▶ Given passage
++++++++++++++++++++

I should add that not only has there been a huge Japanese research investment in oceanic sequestration, but there is a project that will run next year, funded by (I think) the Canadians, the Americans, and Japanese that will actually attempt to inject CO2 at a rate of a kilogram per second. The project will run off Hawaii and will be used to model plume formation and so on. This experiment has got environmental groups to think about, and critique the idea of ocean sequestration.
Dave Cole: Just one quick comment to follow on that. The federal government is spending a fair bit of money examining the issue of ocean sequestration in terms of the geoenvironment.
David Keith: The overall budget for CO2 mitigation is still small. As Bob Frosch said at a meeting we had at Harvard two years ago, we need to add a couple of zeros.
Dave Cole: Yes, I understand, but nonetheless, on these issues of policy and issues of environmental concern, I am concerned about the feedback between community interest or lack thereof and what really guides the research that we perform or the research that the federal government supports. There seems to be somewhat of a disconnect here.
David Keith: I couldn't agree more. I don't have any magic answer. There are more than a few disconnects both on the climate science side and on mitigation technology.
Dave Cole: The last part of my question concerns terrestrial sequestration. Are we going to encounter the same kinds of Greenpeace environmental concerns there—where people are actually within walking distance of where this stuff is being dumped?
David Keith: We just don't know because it is so early, but I think the answer is yes, but not as much for terrestrial as for oceanic CO2 sequestration. At Carnegie Mellon, we had done a preliminary open-ended elicitation of knowledge and opinions about sequestration, with about 10 non-technical members of the community. While it is not representative, we found divergent views on geological sequestration where we found strong resistance to ocean sequestration.
Several folks I have talked to in the environmental community are willing to talk seriously about geological sequestration. But it is still in its early days. There are still no attempts at systematic risk assessment, and there is little sense of how, where, under what regulatory framework, and with what incentive sequestration would actually occur. All of these factors will likely influence people's reaction to geological sequestration.
Dan DuBois, National Renewable Energy Laboratory: I am a little more supportive of renewable energy than you are, but on the issue of how much CO2 you could use, I think you are saying 0.1% or something like this. I think you misunderstand what people who worked with CO2 would really like to do. They want to use CO2 as an energy vector, much as you would use water splitting. When the CO2 community talks about making a fuel from CO2, we want to do much the same thing, only we want to make a liquid fuel. So if you have a nuclear source or a renewable energy source of electricity in the future, then you could provide not only hydrogen, which is a gaseous fuel, but also methanol a liquid—high-energy-density liquid fuels as well.

++++++++++++++++++++

▶ What to do
A. According to the CO2 sequestration discussion, at what rate will the project off Hawaii try to inject CO2?
B. Carry on the CO2 sequestration discussion from its final sentence.

++++++++++++++++++++

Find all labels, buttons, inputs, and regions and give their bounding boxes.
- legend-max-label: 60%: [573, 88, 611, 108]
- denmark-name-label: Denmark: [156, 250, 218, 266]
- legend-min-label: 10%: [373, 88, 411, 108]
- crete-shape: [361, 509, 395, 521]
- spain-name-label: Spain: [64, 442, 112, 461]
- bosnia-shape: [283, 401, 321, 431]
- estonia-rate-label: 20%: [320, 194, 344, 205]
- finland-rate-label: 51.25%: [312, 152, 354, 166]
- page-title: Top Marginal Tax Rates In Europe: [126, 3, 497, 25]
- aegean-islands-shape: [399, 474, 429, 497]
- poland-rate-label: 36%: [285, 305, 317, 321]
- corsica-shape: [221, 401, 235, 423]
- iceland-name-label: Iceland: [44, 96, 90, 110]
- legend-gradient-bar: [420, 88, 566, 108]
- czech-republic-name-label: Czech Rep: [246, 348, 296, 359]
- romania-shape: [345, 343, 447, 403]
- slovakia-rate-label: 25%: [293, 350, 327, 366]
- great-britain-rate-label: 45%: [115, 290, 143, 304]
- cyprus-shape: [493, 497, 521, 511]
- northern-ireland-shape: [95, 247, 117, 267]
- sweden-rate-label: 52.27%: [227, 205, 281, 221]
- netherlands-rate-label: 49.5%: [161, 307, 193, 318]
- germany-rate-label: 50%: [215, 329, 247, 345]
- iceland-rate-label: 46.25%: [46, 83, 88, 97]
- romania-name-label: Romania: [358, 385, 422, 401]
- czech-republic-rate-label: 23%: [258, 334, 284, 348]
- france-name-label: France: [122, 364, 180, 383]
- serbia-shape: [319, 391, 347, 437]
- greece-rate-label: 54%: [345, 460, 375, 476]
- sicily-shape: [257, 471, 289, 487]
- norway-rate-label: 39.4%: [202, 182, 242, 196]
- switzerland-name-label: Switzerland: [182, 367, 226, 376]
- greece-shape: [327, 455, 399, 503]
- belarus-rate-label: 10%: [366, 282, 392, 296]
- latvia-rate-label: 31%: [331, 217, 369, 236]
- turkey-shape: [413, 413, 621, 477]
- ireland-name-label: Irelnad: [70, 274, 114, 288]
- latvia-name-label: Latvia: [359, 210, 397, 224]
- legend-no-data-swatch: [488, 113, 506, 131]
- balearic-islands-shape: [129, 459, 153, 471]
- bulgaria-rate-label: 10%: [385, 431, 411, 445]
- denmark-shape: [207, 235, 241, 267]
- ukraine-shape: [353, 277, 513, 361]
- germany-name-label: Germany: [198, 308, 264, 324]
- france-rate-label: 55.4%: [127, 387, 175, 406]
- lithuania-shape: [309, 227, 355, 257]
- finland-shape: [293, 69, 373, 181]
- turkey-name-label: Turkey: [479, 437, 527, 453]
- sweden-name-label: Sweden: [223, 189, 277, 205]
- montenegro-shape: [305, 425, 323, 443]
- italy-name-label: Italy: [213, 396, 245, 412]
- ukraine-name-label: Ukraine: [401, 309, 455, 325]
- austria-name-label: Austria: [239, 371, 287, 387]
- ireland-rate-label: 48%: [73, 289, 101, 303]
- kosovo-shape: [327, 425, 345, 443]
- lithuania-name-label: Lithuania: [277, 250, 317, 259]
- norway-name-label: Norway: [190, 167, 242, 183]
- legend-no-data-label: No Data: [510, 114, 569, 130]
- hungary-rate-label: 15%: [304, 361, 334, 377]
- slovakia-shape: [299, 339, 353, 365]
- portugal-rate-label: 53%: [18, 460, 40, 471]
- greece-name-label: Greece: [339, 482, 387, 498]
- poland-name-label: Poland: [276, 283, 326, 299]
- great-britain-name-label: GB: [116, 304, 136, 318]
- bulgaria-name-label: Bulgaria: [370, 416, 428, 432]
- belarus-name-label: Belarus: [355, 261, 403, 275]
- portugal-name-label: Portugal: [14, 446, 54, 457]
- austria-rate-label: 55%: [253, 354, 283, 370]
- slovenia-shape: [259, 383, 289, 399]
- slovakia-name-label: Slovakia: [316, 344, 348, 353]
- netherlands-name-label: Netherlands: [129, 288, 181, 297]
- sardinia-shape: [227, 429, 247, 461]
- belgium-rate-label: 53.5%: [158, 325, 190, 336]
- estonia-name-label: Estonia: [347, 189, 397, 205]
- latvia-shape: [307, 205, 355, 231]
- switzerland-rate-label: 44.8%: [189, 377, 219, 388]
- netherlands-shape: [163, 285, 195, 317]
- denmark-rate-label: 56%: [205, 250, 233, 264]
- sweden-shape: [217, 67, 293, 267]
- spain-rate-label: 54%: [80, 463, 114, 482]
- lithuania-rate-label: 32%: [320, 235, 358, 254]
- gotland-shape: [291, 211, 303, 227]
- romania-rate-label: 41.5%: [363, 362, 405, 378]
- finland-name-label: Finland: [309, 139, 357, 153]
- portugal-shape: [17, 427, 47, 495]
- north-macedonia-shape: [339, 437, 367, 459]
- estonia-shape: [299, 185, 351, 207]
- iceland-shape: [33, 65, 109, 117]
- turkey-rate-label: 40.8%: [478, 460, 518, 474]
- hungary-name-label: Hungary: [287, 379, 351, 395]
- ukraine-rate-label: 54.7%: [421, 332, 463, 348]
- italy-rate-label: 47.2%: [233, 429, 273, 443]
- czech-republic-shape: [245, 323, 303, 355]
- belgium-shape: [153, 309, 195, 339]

++++++++++++++++++++

▶ Responses for each task
A. A kilogram per second.

B.
David Keith: I am quite skeptical that synthesis of fuels from CO2 with energy provided by nuclear or carbon-free renewables can ever compete. But it is clear that we need systematic analysis that would come from some of you in the chemical sciences community. You can't arbitrarily start with nuclear or solar PV energy, which costs a lot, and only think about the subsequent analysis. You have to do a real analysis, which starts with fossil-free energy at a certain price or fossil energy at a certain price.
Dan DuBois: The question is, What price are you going to use and what assumptions are you going to make? This is a problem for 50 years in the future. You are saying that economic analyses 50 years in the future are very difficult. If you say that, on what basis are you going to make this economic analysis?
David Keith: All I am saying is that we should produce some robust analyses with transparent assumptions that address both sides of the problem. You clearly see the choice between either offsetting emissions, that is, using nonfossil energy to simply displace CO2, or going to the CO2 route to make fuels. A nice study like that could realistically be done with several assumptions, and if they are clearly laid out, would be a big help to DOE managers.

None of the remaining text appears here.